-- BEGIN MATERIAL FOR THIS EXERCISE --
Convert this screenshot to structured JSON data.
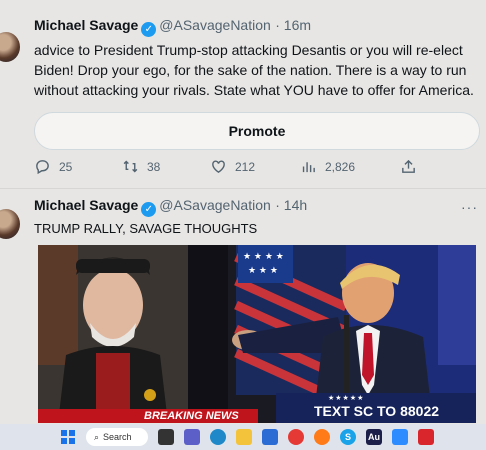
{
  "tweet1": {
    "author": "Michael Savage",
    "handle": "@ASavageNation",
    "time": "· 16m",
    "text_lines": [
      "advice to President Trump-stop attacking Desantis or you will re-elect",
      "Biden! Drop your ego, for the sake of the nation. There is a way to run",
      "without attacking your rivals. State what YOU have to offer for America."
    ],
    "promote_label": "Promote",
    "replies": "25",
    "retweets": "38",
    "likes": "212",
    "views": "2,826"
  },
  "tweet2": {
    "author": "Michael Savage",
    "handle": "@ASavageNation",
    "time": "· 14h",
    "text": "TRUMP RALLY, SAVAGE THOUGHTS",
    "media": {
      "banner_left": "BREAKING NEWS",
      "banner_right": "TEXT SC TO 88022",
      "stars": "★★★★★"
    }
  },
  "taskbar": {
    "search_label": "Search"
  },
  "colors": {
    "verified": "#1d9bf0",
    "secondary_text": "#536471"
  }
}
-- END MATERIAL FOR THIS EXERCISE --
TASK DIRECTIONS: Quote each entry above verbatim and drop the pictures.

ANSWER:
Convert this screenshot to structured JSON data.
{
  "tweet1": {
    "author": "Michael Savage",
    "handle": "@ASavageNation",
    "time": "· 16m",
    "text_lines": [
      "advice to President Trump-stop attacking Desantis or you will re-elect",
      "Biden! Drop your ego, for the sake of the nation. There is a way to run",
      "without attacking your rivals. State what YOU have to offer for America."
    ],
    "promote_label": "Promote",
    "replies": "25",
    "retweets": "38",
    "likes": "212",
    "views": "2,826"
  },
  "tweet2": {
    "author": "Michael Savage",
    "handle": "@ASavageNation",
    "time": "· 14h",
    "text": "TRUMP RALLY, SAVAGE THOUGHTS",
    "media": {
      "banner_left": "BREAKING NEWS",
      "banner_right": "TEXT SC TO 88022",
      "stars": "★★★★★"
    }
  },
  "taskbar": {
    "search_label": "Search"
  },
  "colors": {
    "verified": "#1d9bf0",
    "secondary_text": "#536471"
  }
}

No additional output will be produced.